TASK TO CARRY OUT.
Take every line where the string "永顺灵溪镇初级中学" appears and copy it.

DATA TO PROCESS.
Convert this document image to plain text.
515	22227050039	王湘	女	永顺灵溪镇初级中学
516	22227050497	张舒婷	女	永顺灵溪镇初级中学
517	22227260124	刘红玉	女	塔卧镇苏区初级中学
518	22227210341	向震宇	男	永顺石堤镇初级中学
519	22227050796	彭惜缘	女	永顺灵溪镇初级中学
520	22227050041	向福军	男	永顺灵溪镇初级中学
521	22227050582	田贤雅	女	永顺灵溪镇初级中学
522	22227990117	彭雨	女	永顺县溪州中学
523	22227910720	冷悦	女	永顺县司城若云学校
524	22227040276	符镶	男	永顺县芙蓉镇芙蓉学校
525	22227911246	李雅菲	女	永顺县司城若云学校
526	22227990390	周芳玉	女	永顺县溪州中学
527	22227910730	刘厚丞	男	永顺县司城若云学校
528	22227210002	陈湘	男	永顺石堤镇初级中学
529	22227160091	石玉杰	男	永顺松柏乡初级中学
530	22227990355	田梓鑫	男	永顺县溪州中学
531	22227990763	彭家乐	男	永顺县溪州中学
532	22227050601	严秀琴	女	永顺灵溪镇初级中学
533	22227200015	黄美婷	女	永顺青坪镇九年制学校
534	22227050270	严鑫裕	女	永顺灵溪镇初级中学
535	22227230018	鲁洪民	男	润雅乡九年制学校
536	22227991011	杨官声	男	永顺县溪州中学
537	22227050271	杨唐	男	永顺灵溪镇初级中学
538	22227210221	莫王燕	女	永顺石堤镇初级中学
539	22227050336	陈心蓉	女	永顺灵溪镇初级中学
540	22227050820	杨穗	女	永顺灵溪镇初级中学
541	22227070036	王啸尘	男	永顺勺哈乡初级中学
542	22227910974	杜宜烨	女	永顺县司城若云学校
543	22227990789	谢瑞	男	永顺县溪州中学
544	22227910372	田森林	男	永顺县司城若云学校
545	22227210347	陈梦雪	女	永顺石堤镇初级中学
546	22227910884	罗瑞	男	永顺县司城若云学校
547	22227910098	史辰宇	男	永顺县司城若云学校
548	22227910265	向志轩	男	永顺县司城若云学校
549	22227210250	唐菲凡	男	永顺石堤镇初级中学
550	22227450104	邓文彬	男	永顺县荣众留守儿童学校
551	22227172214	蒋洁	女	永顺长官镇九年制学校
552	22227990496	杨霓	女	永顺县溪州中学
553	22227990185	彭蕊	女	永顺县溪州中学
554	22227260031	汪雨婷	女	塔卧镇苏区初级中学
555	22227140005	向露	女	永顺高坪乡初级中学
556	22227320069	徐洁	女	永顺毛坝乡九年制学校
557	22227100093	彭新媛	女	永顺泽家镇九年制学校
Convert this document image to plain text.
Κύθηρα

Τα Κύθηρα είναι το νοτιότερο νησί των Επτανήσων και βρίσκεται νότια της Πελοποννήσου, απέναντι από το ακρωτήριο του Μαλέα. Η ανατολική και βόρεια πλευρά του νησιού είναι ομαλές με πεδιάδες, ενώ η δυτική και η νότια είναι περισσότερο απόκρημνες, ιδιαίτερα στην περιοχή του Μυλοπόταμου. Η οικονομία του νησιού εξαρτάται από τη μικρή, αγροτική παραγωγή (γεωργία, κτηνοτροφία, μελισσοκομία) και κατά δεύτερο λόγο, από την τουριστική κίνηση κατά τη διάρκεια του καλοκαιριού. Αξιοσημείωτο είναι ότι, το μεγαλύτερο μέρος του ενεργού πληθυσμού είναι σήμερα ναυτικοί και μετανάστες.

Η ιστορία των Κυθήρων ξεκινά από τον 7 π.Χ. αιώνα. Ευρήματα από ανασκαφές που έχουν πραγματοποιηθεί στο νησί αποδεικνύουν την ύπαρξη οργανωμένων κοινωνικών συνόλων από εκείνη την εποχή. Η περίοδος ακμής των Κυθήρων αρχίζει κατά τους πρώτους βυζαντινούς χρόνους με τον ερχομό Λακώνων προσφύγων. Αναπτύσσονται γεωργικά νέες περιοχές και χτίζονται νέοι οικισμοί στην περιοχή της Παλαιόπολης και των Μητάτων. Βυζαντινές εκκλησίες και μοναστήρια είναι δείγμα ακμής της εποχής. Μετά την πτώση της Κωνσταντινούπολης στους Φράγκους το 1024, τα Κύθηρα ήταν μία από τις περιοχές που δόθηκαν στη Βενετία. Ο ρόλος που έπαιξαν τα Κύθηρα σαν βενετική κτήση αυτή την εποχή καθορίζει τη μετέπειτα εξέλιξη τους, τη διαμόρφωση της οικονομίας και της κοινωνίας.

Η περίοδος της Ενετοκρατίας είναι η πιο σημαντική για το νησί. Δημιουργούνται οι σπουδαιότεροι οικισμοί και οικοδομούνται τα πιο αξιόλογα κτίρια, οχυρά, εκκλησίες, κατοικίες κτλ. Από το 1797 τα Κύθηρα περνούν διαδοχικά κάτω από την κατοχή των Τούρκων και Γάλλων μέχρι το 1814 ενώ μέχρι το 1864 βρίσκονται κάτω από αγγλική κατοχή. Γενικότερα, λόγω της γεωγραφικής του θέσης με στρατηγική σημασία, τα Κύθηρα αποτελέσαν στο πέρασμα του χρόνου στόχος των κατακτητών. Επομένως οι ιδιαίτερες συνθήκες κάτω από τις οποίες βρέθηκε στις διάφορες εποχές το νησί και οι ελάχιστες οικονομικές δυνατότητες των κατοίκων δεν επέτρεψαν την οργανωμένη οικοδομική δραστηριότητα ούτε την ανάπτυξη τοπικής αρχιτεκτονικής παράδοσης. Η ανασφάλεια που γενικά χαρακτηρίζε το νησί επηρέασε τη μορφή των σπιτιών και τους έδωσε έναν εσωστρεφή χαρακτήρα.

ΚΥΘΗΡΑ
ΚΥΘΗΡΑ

SOLUTION FOR THIS EXERCISE.
515	22227050039	王湘	女	永顺灵溪镇初级中学
516	22227050497	张舒婷	女	永顺灵溪镇初级中学
519	22227050796	彭惜缘	女	永顺灵溪镇初级中学
520	22227050041	向福军	男	永顺灵溪镇初级中学
521	22227050582	田贤雅	女	永顺灵溪镇初级中学
532	22227050601	严秀琴	女	永顺灵溪镇初级中学
534	22227050270	严鑫裕	女	永顺灵溪镇初级中学
537	22227050271	杨唐	男	永顺灵溪镇初级中学
539	22227050336	陈心蓉	女	永顺灵溪镇初级中学
540	22227050820	杨穗	女	永顺灵溪镇初级中学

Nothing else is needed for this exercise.